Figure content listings
╔══

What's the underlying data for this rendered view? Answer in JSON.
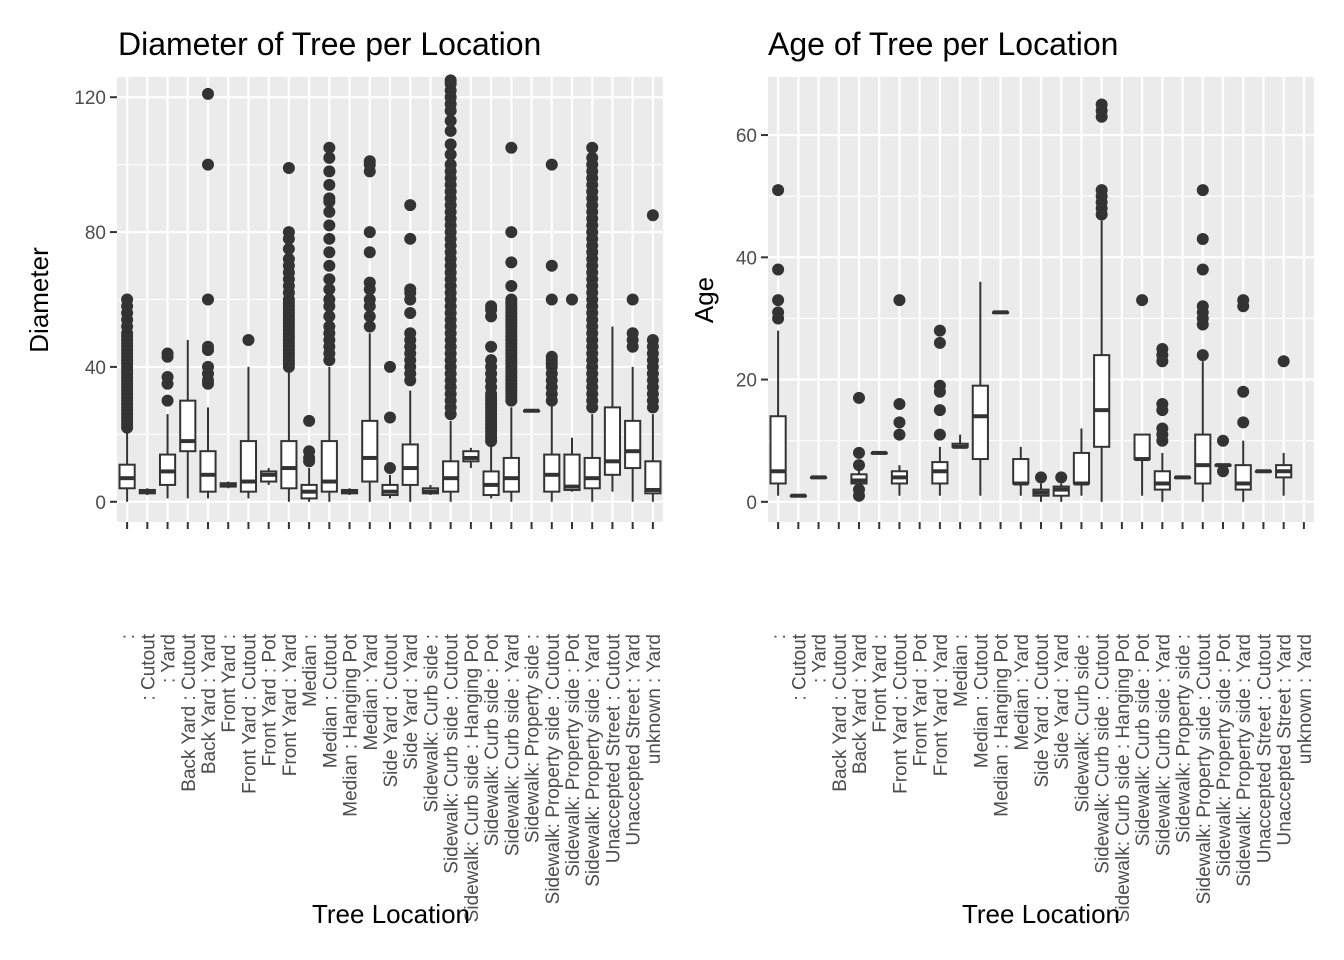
{
  "chart_data": [
    {
      "type": "box",
      "title": "Diameter of Tree per Location",
      "xlabel": "Tree Location",
      "ylabel": "Diameter",
      "ylim": [
        -6,
        126
      ],
      "yticks": [
        0,
        40,
        80,
        120
      ],
      "grid": true,
      "colors": {
        "panel": "#ebebeb",
        "grid": "#ffffff",
        "box": "#333333",
        "fill": "#ffffff",
        "outlier": "#333333"
      },
      "categories": [
        ": ",
        ": Cutout",
        ": Yard",
        "Back Yard : Cutout",
        "Back Yard : Yard",
        "Front Yard : ",
        "Front Yard : Cutout",
        "Front Yard : Pot",
        "Front Yard : Yard",
        "Median : ",
        "Median : Cutout",
        "Median : Hanging Pot",
        "Median : Yard",
        "Side Yard : Cutout",
        "Side Yard : Yard",
        "Sidewalk: Curb side : ",
        "Sidewalk: Curb side : Cutout",
        "Sidewalk: Curb side : Hanging Pot",
        "Sidewalk: Curb side : Pot",
        "Sidewalk: Curb side : Yard",
        "Sidewalk: Property side : ",
        "Sidewalk: Property side : Cutout",
        "Sidewalk: Property side : Pot",
        "Sidewalk: Property side : Yard",
        "Unaccepted Street : Cutout",
        "Unaccepted Street : Yard",
        "unknown : Yard"
      ],
      "boxes": [
        {
          "index": 0,
          "min": 0,
          "q1": 4,
          "median": 7,
          "q3": 11,
          "max": 21,
          "outliers": [
            22,
            23,
            24,
            25,
            26,
            27,
            28,
            29,
            30,
            31,
            32,
            33,
            34,
            35,
            36,
            37,
            38,
            39,
            40,
            41,
            42,
            43,
            44,
            45,
            46,
            47,
            48,
            49,
            50,
            52,
            54,
            56,
            58,
            60
          ]
        },
        {
          "index": 1,
          "min": 2,
          "q1": 2.5,
          "median": 3,
          "q3": 3.5,
          "max": 4,
          "outliers": []
        },
        {
          "index": 2,
          "min": 1,
          "q1": 5,
          "median": 9,
          "q3": 14,
          "max": 26,
          "outliers": [
            30,
            35,
            37,
            43,
            44
          ]
        },
        {
          "index": 3,
          "min": 1,
          "q1": 15,
          "median": 18,
          "q3": 30,
          "max": 48,
          "outliers": []
        },
        {
          "index": 4,
          "min": 1,
          "q1": 3,
          "median": 8,
          "q3": 15,
          "max": 28,
          "outliers": [
            35,
            36,
            38,
            40,
            45,
            46,
            60,
            100,
            121
          ]
        },
        {
          "index": 5,
          "min": 4,
          "q1": 4.5,
          "median": 5,
          "q3": 5.5,
          "max": 6,
          "outliers": []
        },
        {
          "index": 6,
          "min": 1,
          "q1": 3,
          "median": 6,
          "q3": 18,
          "max": 40,
          "outliers": [
            48
          ]
        },
        {
          "index": 7,
          "min": 5,
          "q1": 6,
          "median": 8,
          "q3": 9,
          "max": 10,
          "outliers": []
        },
        {
          "index": 8,
          "min": 0,
          "q1": 4,
          "median": 10,
          "q3": 18,
          "max": 39,
          "outliers": [
            40,
            41,
            42,
            43,
            44,
            45,
            46,
            47,
            48,
            49,
            50,
            51,
            52,
            53,
            54,
            55,
            56,
            57,
            58,
            59,
            60,
            62,
            64,
            66,
            68,
            70,
            72,
            75,
            78,
            80,
            99
          ]
        },
        {
          "index": 9,
          "min": 0,
          "q1": 1,
          "median": 3,
          "q3": 5,
          "max": 10,
          "outliers": [
            12,
            13,
            15,
            24
          ]
        },
        {
          "index": 10,
          "min": 0,
          "q1": 3,
          "median": 6,
          "q3": 18,
          "max": 40,
          "outliers": [
            42,
            44,
            46,
            48,
            50,
            52,
            55,
            58,
            60,
            63,
            66,
            70,
            74,
            78,
            82,
            86,
            89,
            90,
            94,
            98,
            102,
            105
          ]
        },
        {
          "index": 11,
          "min": 2,
          "q1": 2.5,
          "median": 3,
          "q3": 3.5,
          "max": 4,
          "outliers": []
        },
        {
          "index": 12,
          "min": 0,
          "q1": 6,
          "median": 13,
          "q3": 24,
          "max": 50,
          "outliers": [
            52,
            55,
            58,
            60,
            63,
            65,
            74,
            80,
            98,
            100,
            101
          ]
        },
        {
          "index": 13,
          "min": 1,
          "q1": 2,
          "median": 3,
          "q3": 5,
          "max": 8,
          "outliers": [
            10,
            25,
            40
          ]
        },
        {
          "index": 14,
          "min": 0,
          "q1": 5,
          "median": 10,
          "q3": 17,
          "max": 33,
          "outliers": [
            36,
            38,
            40,
            42,
            44,
            46,
            48,
            50,
            56,
            60,
            62,
            63,
            78,
            88
          ]
        },
        {
          "index": 15,
          "min": 2,
          "q1": 2.5,
          "median": 3,
          "q3": 4,
          "max": 5,
          "outliers": []
        },
        {
          "index": 16,
          "min": 0,
          "q1": 3,
          "median": 7,
          "q3": 12,
          "max": 24,
          "outliers": [
            26,
            28,
            30,
            32,
            34,
            36,
            38,
            40,
            42,
            44,
            46,
            48,
            50,
            52,
            54,
            56,
            58,
            60,
            62,
            64,
            66,
            68,
            70,
            72,
            74,
            76,
            78,
            80,
            82,
            84,
            86,
            88,
            90,
            92,
            94,
            96,
            98,
            100,
            103,
            106,
            110,
            113,
            116,
            118,
            120,
            122,
            124,
            125
          ]
        },
        {
          "index": 17,
          "min": 10,
          "q1": 12,
          "median": 13,
          "q3": 15,
          "max": 16,
          "outliers": []
        },
        {
          "index": 18,
          "min": 1,
          "q1": 2,
          "median": 5,
          "q3": 9,
          "max": 17,
          "outliers": [
            18,
            19,
            20,
            21,
            22,
            23,
            24,
            25,
            26,
            27,
            28,
            29,
            30,
            31,
            32,
            34,
            36,
            38,
            40,
            42,
            46,
            55,
            57,
            58
          ]
        },
        {
          "index": 19,
          "min": 0,
          "q1": 3,
          "median": 7,
          "q3": 13,
          "max": 28,
          "outliers": [
            30,
            31,
            32,
            33,
            34,
            35,
            36,
            37,
            38,
            39,
            40,
            41,
            42,
            43,
            44,
            45,
            46,
            47,
            48,
            49,
            50,
            51,
            52,
            53,
            54,
            55,
            56,
            57,
            58,
            59,
            60,
            64,
            71,
            80,
            105
          ]
        },
        {
          "index": 20,
          "min": 27,
          "q1": 27,
          "median": 27,
          "q3": 27,
          "max": 27,
          "outliers": []
        },
        {
          "index": 21,
          "min": 0,
          "q1": 3,
          "median": 8,
          "q3": 14,
          "max": 29,
          "outliers": [
            30,
            32,
            34,
            36,
            38,
            40,
            41,
            42,
            43,
            60,
            70,
            100
          ]
        },
        {
          "index": 22,
          "min": 3,
          "q1": 3.5,
          "median": 4.5,
          "q3": 14,
          "max": 19,
          "outliers": [
            60
          ]
        },
        {
          "index": 23,
          "min": 0,
          "q1": 4,
          "median": 7,
          "q3": 13,
          "max": 26,
          "outliers": [
            28,
            30,
            32,
            34,
            36,
            38,
            40,
            42,
            44,
            46,
            48,
            50,
            52,
            54,
            56,
            58,
            60,
            62,
            64,
            66,
            68,
            70,
            72,
            74,
            76,
            78,
            80,
            82,
            84,
            86,
            88,
            90,
            92,
            94,
            96,
            98,
            100,
            102,
            105
          ]
        },
        {
          "index": 24,
          "min": 3,
          "q1": 8,
          "median": 12,
          "q3": 28,
          "max": 52,
          "outliers": []
        },
        {
          "index": 25,
          "min": 0,
          "q1": 10,
          "median": 15,
          "q3": 24,
          "max": 40,
          "outliers": [
            46,
            48,
            50,
            60
          ]
        },
        {
          "index": 26,
          "min": 0,
          "q1": 2.5,
          "median": 3.5,
          "q3": 12,
          "max": 26,
          "outliers": [
            28,
            30,
            32,
            34,
            36,
            38,
            40,
            42,
            44,
            46,
            48,
            85
          ]
        }
      ]
    },
    {
      "type": "box",
      "title": "Age of Tree per Location",
      "xlabel": "Tree Location",
      "ylabel": "Age",
      "ylim": [
        -3.3,
        69.5
      ],
      "yticks": [
        0,
        20,
        40,
        60
      ],
      "grid": true,
      "colors": {
        "panel": "#ebebeb",
        "grid": "#ffffff",
        "box": "#333333",
        "fill": "#ffffff",
        "outlier": "#333333"
      },
      "categories": [
        ": ",
        ": Cutout",
        ": Yard",
        "Back Yard : Cutout",
        "Back Yard : Yard",
        "Front Yard : ",
        "Front Yard : Cutout",
        "Front Yard : Pot",
        "Front Yard : Yard",
        "Median : ",
        "Median : Cutout",
        "Median : Hanging Pot",
        "Median : Yard",
        "Side Yard : Cutout",
        "Side Yard : Yard",
        "Sidewalk: Curb side : ",
        "Sidewalk: Curb side : Cutout",
        "Sidewalk: Curb side : Hanging Pot",
        "Sidewalk: Curb side : Pot",
        "Sidewalk: Curb side : Yard",
        "Sidewalk: Property side : ",
        "Sidewalk: Property side : Cutout",
        "Sidewalk: Property side : Pot",
        "Sidewalk: Property side : Yard",
        "Unaccepted Street : Cutout",
        "Unaccepted Street : Yard",
        "unknown : Yard"
      ],
      "boxes": [
        {
          "index": 0,
          "min": 1,
          "q1": 3,
          "median": 5,
          "q3": 14,
          "max": 28,
          "outliers": [
            30,
            31,
            33,
            38,
            51
          ]
        },
        {
          "index": 1,
          "min": 1,
          "q1": 1,
          "median": 1,
          "q3": 1,
          "max": 1,
          "outliers": []
        },
        {
          "index": 2,
          "min": 4,
          "q1": 4,
          "median": 4,
          "q3": 4,
          "max": 4,
          "outliers": []
        },
        {
          "index": 4,
          "min": 1,
          "q1": 3,
          "median": 3.5,
          "q3": 4.5,
          "max": 6,
          "outliers": [
            1,
            2,
            6,
            8,
            17
          ]
        },
        {
          "index": 5,
          "min": 8,
          "q1": 8,
          "median": 8,
          "q3": 8,
          "max": 8,
          "outliers": []
        },
        {
          "index": 6,
          "min": 1,
          "q1": 3,
          "median": 4,
          "q3": 5,
          "max": 6,
          "outliers": [
            11,
            13,
            16,
            33
          ]
        },
        {
          "index": 8,
          "min": 1,
          "q1": 3,
          "median": 5,
          "q3": 6.5,
          "max": 9,
          "outliers": [
            11,
            15,
            18,
            19,
            26,
            28
          ]
        },
        {
          "index": 9,
          "min": 9,
          "q1": 9,
          "median": 9,
          "q3": 9.5,
          "max": 11,
          "outliers": []
        },
        {
          "index": 10,
          "min": 1,
          "q1": 7,
          "median": 14,
          "q3": 19,
          "max": 36,
          "outliers": []
        },
        {
          "index": 11,
          "min": 31,
          "q1": 31,
          "median": 31,
          "q3": 31,
          "max": 31,
          "outliers": []
        },
        {
          "index": 12,
          "min": 1,
          "q1": 3,
          "median": 3,
          "q3": 7,
          "max": 9,
          "outliers": []
        },
        {
          "index": 13,
          "min": 0,
          "q1": 1,
          "median": 1.5,
          "q3": 2,
          "max": 3,
          "outliers": [
            4
          ]
        },
        {
          "index": 14,
          "min": 0,
          "q1": 1,
          "median": 2,
          "q3": 2.5,
          "max": 3,
          "outliers": [
            4
          ]
        },
        {
          "index": 15,
          "min": 1,
          "q1": 3,
          "median": 3,
          "q3": 8,
          "max": 12,
          "outliers": []
        },
        {
          "index": 16,
          "min": 0,
          "q1": 9,
          "median": 15,
          "q3": 24,
          "max": 46,
          "outliers": [
            47,
            48,
            49,
            50,
            51,
            63,
            64,
            65
          ]
        },
        {
          "index": 18,
          "min": 1,
          "q1": 7,
          "median": 7,
          "q3": 11,
          "max": 11,
          "outliers": [
            33
          ]
        },
        {
          "index": 19,
          "min": 0,
          "q1": 2,
          "median": 3,
          "q3": 5,
          "max": 8,
          "outliers": [
            10,
            11,
            12,
            15,
            16,
            23,
            24,
            25
          ]
        },
        {
          "index": 20,
          "min": 4,
          "q1": 4,
          "median": 4,
          "q3": 4,
          "max": 4,
          "outliers": []
        },
        {
          "index": 21,
          "min": 0,
          "q1": 3,
          "median": 6,
          "q3": 11,
          "max": 23,
          "outliers": [
            24,
            29,
            30,
            31,
            32,
            38,
            43,
            51
          ]
        },
        {
          "index": 22,
          "min": 5,
          "q1": 6,
          "median": 6,
          "q3": 6,
          "max": 6,
          "outliers": [
            5,
            10
          ]
        },
        {
          "index": 23,
          "min": 0,
          "q1": 2,
          "median": 3,
          "q3": 6,
          "max": 10,
          "outliers": [
            13,
            18,
            32,
            33
          ]
        },
        {
          "index": 24,
          "min": 5,
          "q1": 5,
          "median": 5,
          "q3": 5,
          "max": 5,
          "outliers": []
        },
        {
          "index": 25,
          "min": 1,
          "q1": 4,
          "median": 5,
          "q3": 6,
          "max": 8,
          "outliers": [
            23
          ]
        }
      ]
    }
  ]
}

╚══

**JOB:** Show each line of the data that contains the string "title".

**CORRECT OUTPUT:**
      "title": "Diameter of Tree per Location",
      "title": "Age of Tree per Location",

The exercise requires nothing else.